Objective -
Make an exact copy of the records, with the pictures left out.
##############################
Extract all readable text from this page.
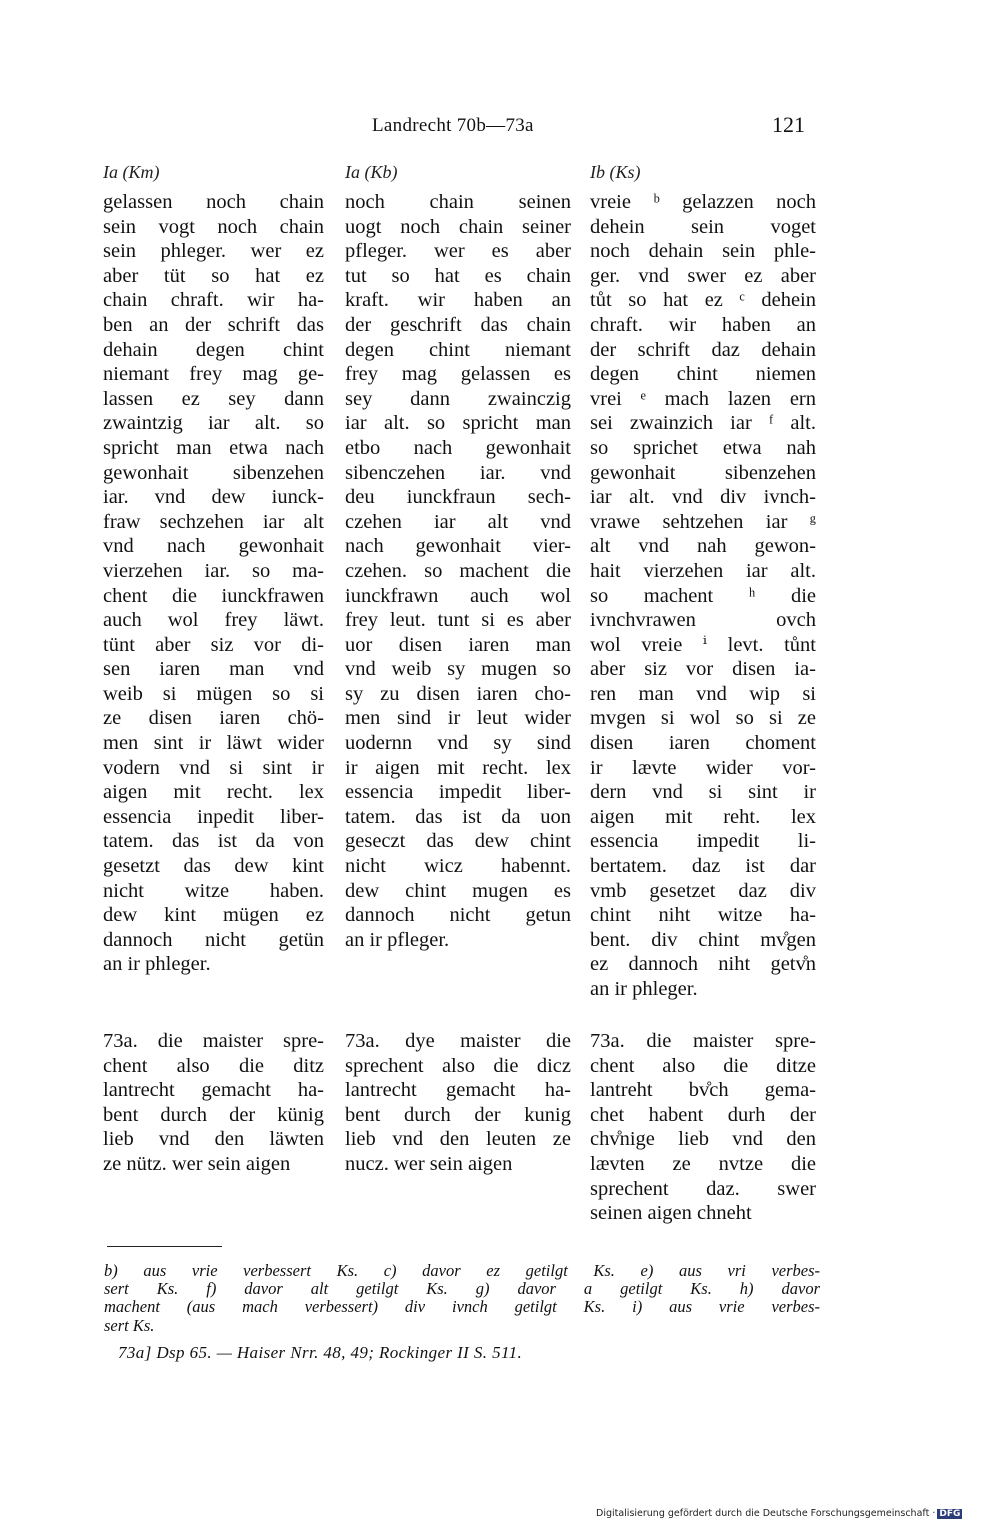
Landrecht 70b—73a	121
Ia (Km)	Ia (Kb)	Ib (Ks)
gelassen noch chain
sein vogt noch chain
sein phleger. wer ez
aber tüt so hat ez
chain chraft. wir ha-
ben an der schrift das
dehain degen chint
niemant frey mag ge-
lassen ez sey dann
zwaintzig iar alt. so
spricht man etwa nach
gewonhait sibenzehen
iar. vnd dew iunck-
fraw sechzehen iar alt
vnd nach gewonhait
vierzehen iar. so ma-
chent die iunckfrawen
auch wol frey läwt.
tünt aber siz vor di-
sen iaren man vnd
weib si mügen so si
ze disen iaren chö-
men sint ir läwt wider
vodern vnd si sint ir
aigen mit recht. lex
essencia inpedit liber-
tatem. das ist da von
gesetzt das dew kint
nicht witze haben.
dew kint mügen ez
dannoch nicht getün
an ir phleger.
noch chain seinen
uogt noch chain seiner
pfleger. wer es aber
tut so hat es chain
kraft. wir haben an
der geschrift das chain
degen chint niemant
frey mag gelassen es
sey dann zwainczig
iar alt. so spricht man
etbo nach gewonhait
sibenczehen iar. vnd
deu iunckfraun sech-
czehen iar alt vnd
nach gewonhait vier-
czehen. so machent die
iunckfrawn auch wol
frey leut. tunt si es aber
uor disen iaren man
vnd weib sy mugen so
sy zu disen iaren cho-
men sind ir leut wider
uodernn vnd sy sind
ir aigen mit recht. lex
essencia impedit liber-
tatem. das ist da uon
geseczt das dew chint
nicht wicz habennt.
dew chint mugen es
dannoch nicht getun
an ir pfleger.
vreie ᵇ gelazzen noch
dehein sein voget
noch dehain sein phle-
ger. vnd swer ez aber
tůt so hat ez ᶜ dehein
chraft. wir haben an
der schrift daz dehain
degen chint niemen
vrei ᵉ mach lazen ern
sei zwainzich iar ᶠ alt.
so sprichet etwa nah
gewonhait sibenzehen
iar alt. vnd div ivnch-
vrawe sehtzehen iar ᵍ
alt vnd nah gewon-
hait vierzehen iar alt.
so machent ʰ die
ivnchvrawen ovch
wol vreie ⁱ levt. tůnt
aber siz vor disen ia-
ren man vnd wip si
mvgen si wol so si ze
disen iaren choment
ir lævte wider vor-
dern vnd si sint ir
aigen mit reht. lex
essencia impedit li-
bertatem. daz ist dar
vmb gesetzet daz div
chint niht witze ha-
bent. div chint mv̊gen
ez dannoch niht getv̊n
an ir phleger.
73a. die maister spre-
chent also die ditz
lantrecht gemacht ha-
bent durch der künig
lieb vnd den läwten
ze nütz. wer sein aigen
73a. dye maister die
sprechent also die dicz
lantrecht gemacht ha-
bent durch der kunig
lieb vnd den leuten ze
nucz. wer sein aigen
73a. die maister spre-
chent also die ditze
lantreht bv̊ch gema-
chet habent durh der
chv̊nige lieb vnd den
lævten ze nvtze die
sprechent daz. swer
seinen aigen chneht
b) aus vrie verbessert Ks. c) davor ez getilgt Ks. e) aus vri verbes-
sert Ks. f) davor alt getilgt Ks. g) davor a getilgt Ks. h) davor
machent (aus mach verbessert) div ivnch getilgt Ks. i) aus vrie verbes-
sert Ks.
73a] Dsp 65. — Haiser Nrr. 48, 49; Rockinger II S. 511.
Digitalisierung gefördert durch die Deutsche Forschungsgemeinschaft · DFG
##############################
Written reply -
Extract all readable text from this page.
Landrecht 70b—73a	121
Ia (Km)	Ia (Kb)	Ib (Ks)
gelassen noch chain
sein vogt noch chain
sein phleger. wer ez
aber tüt so hat ez
chain chraft. wir ha-
ben an der schrift das
dehain degen chint
niemant frey mag ge-
lassen ez sey dann
zwaintzig iar alt. so
spricht man etwa nach
gewonhait sibenzehen
iar. vnd dew iunck-
fraw sechzehen iar alt
vnd nach gewonhait
vierzehen iar. so ma-
chent die iunckfrawen
auch wol frey läwt.
tünt aber siz vor di-
sen iaren man vnd
weib si mügen so si
ze disen iaren chö-
men sint ir läwt wider
vodern vnd si sint ir
aigen mit recht. lex
essencia inpedit liber-
tatem. das ist da von
gesetzt das dew kint
nicht witze haben.
dew kint mügen ez
dannoch nicht getün
an ir phleger.
noch chain seinen
uogt noch chain seiner
pfleger. wer es aber
tut so hat es chain
kraft. wir haben an
der geschrift das chain
degen chint niemant
frey mag gelassen es
sey dann zwainczig
iar alt. so spricht man
etbo nach gewonhait
sibenczehen iar. vnd
deu iunckfraun sech-
czehen iar alt vnd
nach gewonhait vier-
czehen. so machent die
iunckfrawn auch wol
frey leut. tunt si es aber
uor disen iaren man
vnd weib sy mugen so
sy zu disen iaren cho-
men sind ir leut wider
uodernn vnd sy sind
ir aigen mit recht. lex
essencia impedit liber-
tatem. das ist da uon
geseczt das dew chint
nicht wicz habennt.
dew chint mugen es
dannoch nicht getun
an ir pfleger.
vreie ᵇ gelazzen noch
dehein sein voget
noch dehain sein phle-
ger. vnd swer ez aber
tůt so hat ez ᶜ dehein
chraft. wir haben an
der schrift daz dehain
degen chint niemen
vrei ᵉ mach lazen ern
sei zwainzich iar ᶠ alt.
so sprichet etwa nah
gewonhait sibenzehen
iar alt. vnd div ivnch-
vrawe sehtzehen iar ᵍ
alt vnd nah gewon-
hait vierzehen iar alt.
so machent ʰ die
ivnchvrawen ovch
wol vreie ⁱ levt. tůnt
aber siz vor disen ia-
ren man vnd wip si
mvgen si wol so si ze
disen iaren choment
ir lævte wider vor-
dern vnd si sint ir
aigen mit reht. lex
essencia impedit li-
bertatem. daz ist dar
vmb gesetzet daz div
chint niht witze ha-
bent. div chint mv̊gen
ez dannoch niht getv̊n
an ir phleger.
73a. die maister spre-
chent also die ditz
lantrecht gemacht ha-
bent durch der künig
lieb vnd den läwten
ze nütz. wer sein aigen
73a. dye maister die
sprechent also die dicz
lantrecht gemacht ha-
bent durch der kunig
lieb vnd den leuten ze
nucz. wer sein aigen
73a. die maister spre-
chent also die ditze
lantreht bv̊ch gema-
chet habent durh der
chv̊nige lieb vnd den
lævten ze nvtze die
sprechent daz. swer
seinen aigen chneht
b) aus vrie verbessert Ks. c) davor ez getilgt Ks. e) aus vri verbes-
sert Ks. f) davor alt getilgt Ks. g) davor a getilgt Ks. h) davor
machent (aus mach verbessert) div ivnch getilgt Ks. i) aus vrie verbes-
sert Ks.
73a] Dsp 65. — Haiser Nrr. 48, 49; Rockinger II S. 511.
Digitalisierung gefördert durch die Deutsche Forschungsgemeinschaft · DFG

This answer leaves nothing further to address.